=== Rows ===
╭──
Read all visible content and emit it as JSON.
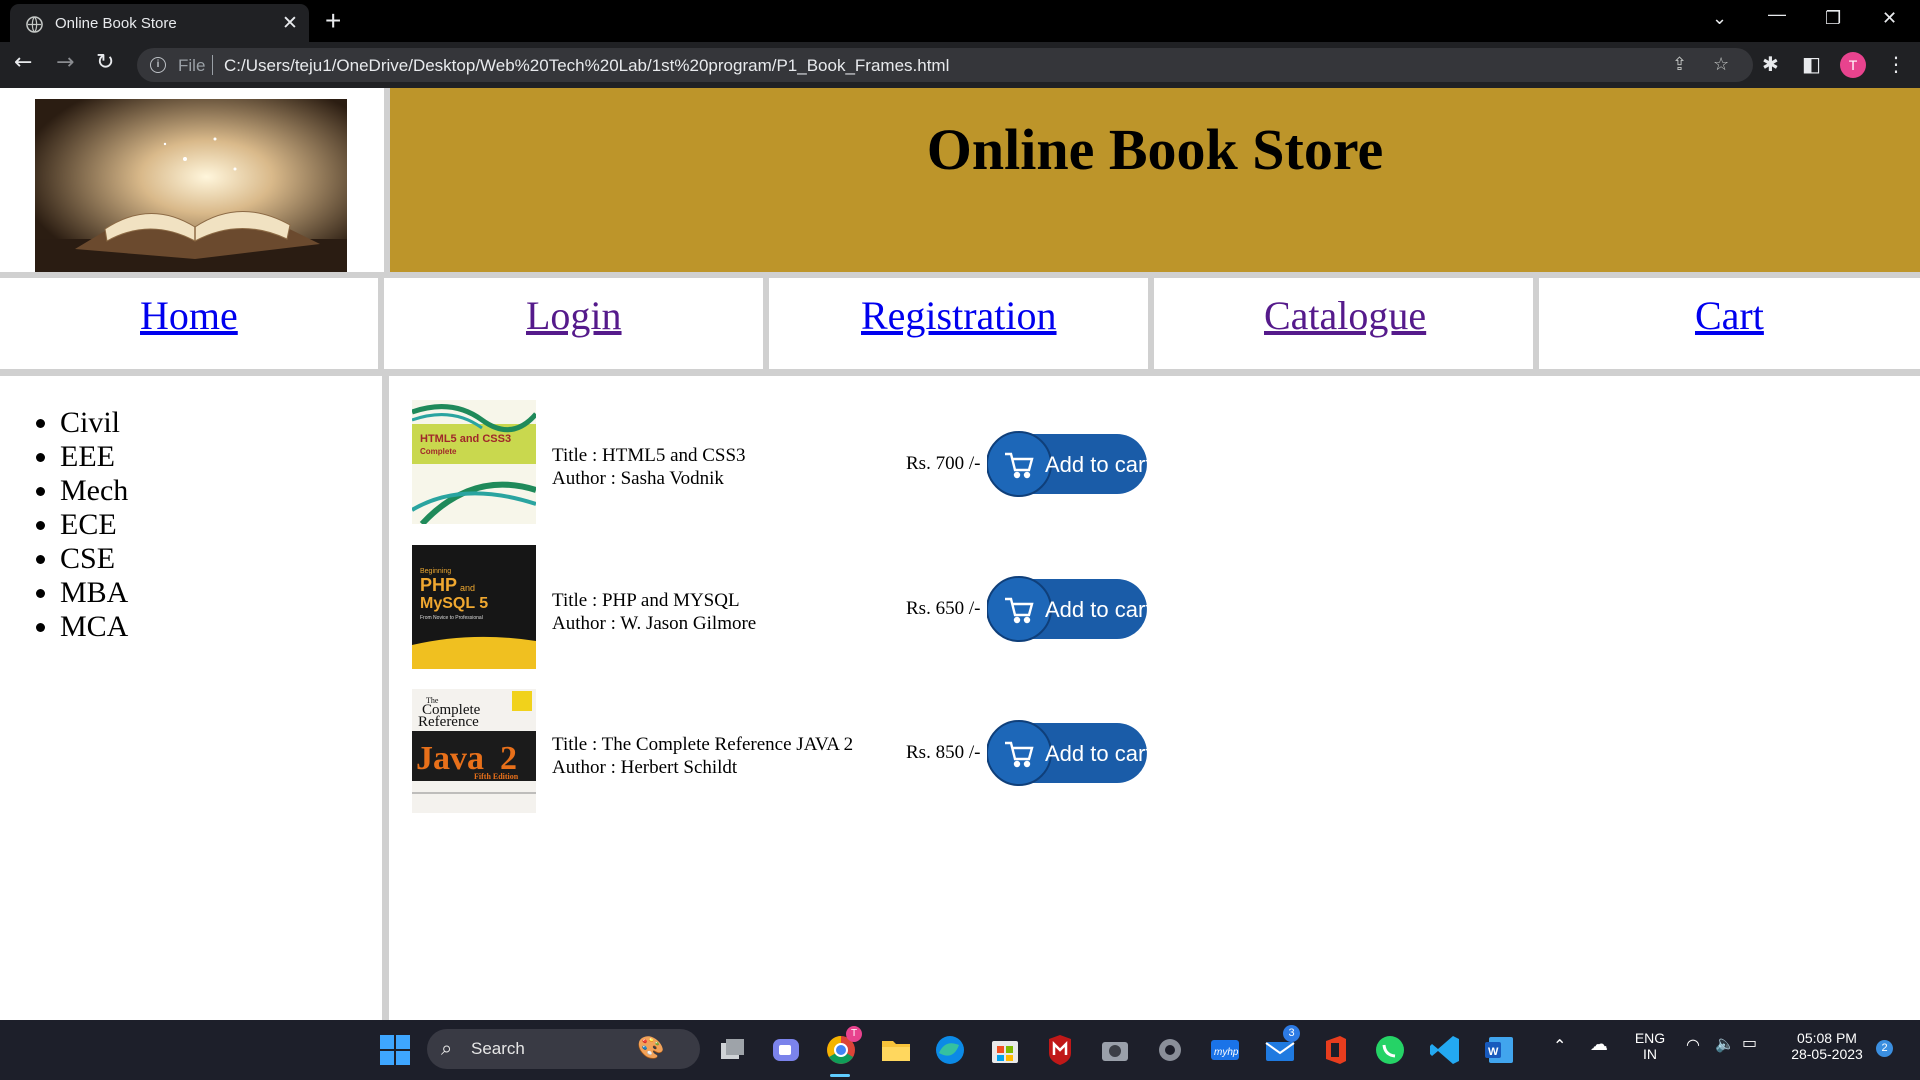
{
  "browser": {
    "tab_title": "Online Book Store",
    "file_label": "File",
    "url": "C:/Users/teju1/OneDrive/Desktop/Web%20Tech%20Lab/1st%20program/P1_Book_Frames.html",
    "profile_initial": "T"
  },
  "page": {
    "title": "Online Book Store",
    "nav": [
      "Home",
      "Login",
      "Registration",
      "Catalogue",
      "Cart"
    ],
    "departments": [
      "Civil",
      "EEE",
      "Mech",
      "ECE",
      "CSE",
      "MBA",
      "MCA"
    ],
    "books": [
      {
        "title": "Title : HTML5 and CSS3",
        "author": "Author : Sasha Vodnik",
        "price": "Rs. 700 /-",
        "cover_title": "HTML5 and CSS3",
        "cover_sub": "Complete"
      },
      {
        "title": "Title : PHP and MYSQL",
        "author": "Author : W. Jason Gilmore",
        "price": "Rs. 650 /-",
        "cover_line1": "Beginning",
        "cover_line2": "PHP",
        "cover_and": "and",
        "cover_line3": "MySQL 5",
        "cover_sub": "From Novice to Professional"
      },
      {
        "title": "Title : The Complete Reference JAVA 2",
        "author": "Author : Herbert Schildt",
        "price": "Rs. 850 /-",
        "cover_line1": "The",
        "cover_line2": "Complete",
        "cover_line3": "Reference",
        "cover_java": "Java",
        "cover_num": "2",
        "cover_edition": "Fifth Edition"
      }
    ],
    "add_to_cart_label": "Add to cart"
  },
  "taskbar": {
    "search_label": "Search",
    "lang_line1": "ENG",
    "lang_line2": "IN",
    "time": "05:08 PM",
    "date": "28-05-2023",
    "notification_count": "2",
    "mail_badge": "3",
    "chrome_badge": "T"
  },
  "colors": {
    "header_bg": "#bd952a",
    "link_unvisited": "#0000ee",
    "link_visited": "#551a8b",
    "cart_button": "#1a5ca8"
  }
}
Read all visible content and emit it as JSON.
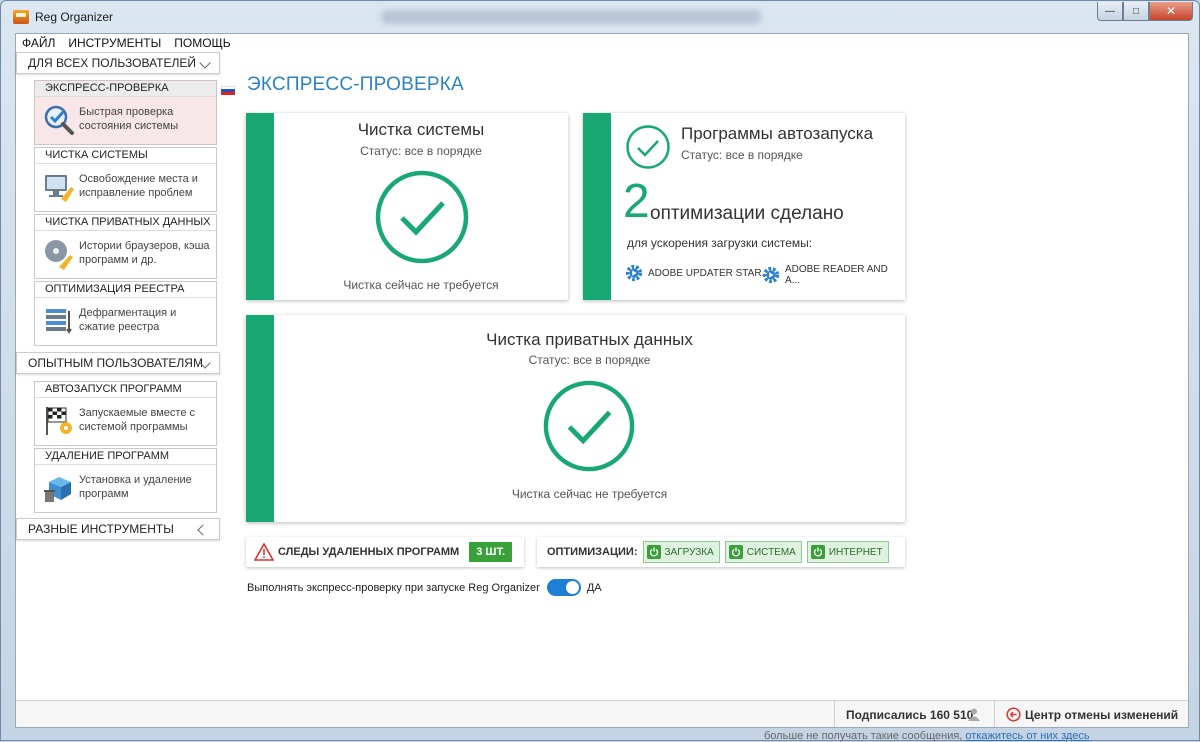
╰──
=== Work to do ===
Omit every image. Quote each record exactly.

=== Solution to this task ===
Read all visible content and emit it as JSON.
{
  "browser": {
    "tab_title": "Online Book Store",
    "file_label": "File",
    "url": "C:/Users/teju1/OneDrive/Desktop/Web%20Tech%20Lab/1st%20program/P1_Book_Frames.html",
    "profile_initial": "T"
  },
  "page": {
    "title": "Online Book Store",
    "nav": [
      "Home",
      "Login",
      "Registration",
      "Catalogue",
      "Cart"
    ],
    "departments": [
      "Civil",
      "EEE",
      "Mech",
      "ECE",
      "CSE",
      "MBA",
      "MCA"
    ],
    "books": [
      {
        "title": "Title : HTML5 and CSS3",
        "author": "Author : Sasha Vodnik",
        "price": "Rs. 700 /-",
        "cover_title": "HTML5 and CSS3",
        "cover_sub": "Complete"
      },
      {
        "title": "Title : PHP and MYSQL",
        "author": "Author : W. Jason Gilmore",
        "price": "Rs. 650 /-",
        "cover_line1": "Beginning",
        "cover_line2": "PHP",
        "cover_and": "and",
        "cover_line3": "MySQL 5",
        "cover_sub": "From Novice to Professional"
      },
      {
        "title": "Title : The Complete Reference JAVA 2",
        "author": "Author : Herbert Schildt",
        "price": "Rs. 850 /-",
        "cover_line1": "The",
        "cover_line2": "Complete",
        "cover_line3": "Reference",
        "cover_java": "Java",
        "cover_num": "2",
        "cover_edition": "Fifth Edition"
      }
    ],
    "add_to_cart_label": "Add to cart"
  },
  "taskbar": {
    "search_label": "Search",
    "lang_line1": "ENG",
    "lang_line2": "IN",
    "time": "05:08 PM",
    "date": "28-05-2023",
    "notification_count": "2",
    "mail_badge": "3",
    "chrome_badge": "T"
  },
  "colors": {
    "header_bg": "#bd952a",
    "link_unvisited": "#0000ee",
    "link_visited": "#551a8b",
    "cart_button": "#1a5ca8"
  }
}
Read all visible content and emit it as JSON.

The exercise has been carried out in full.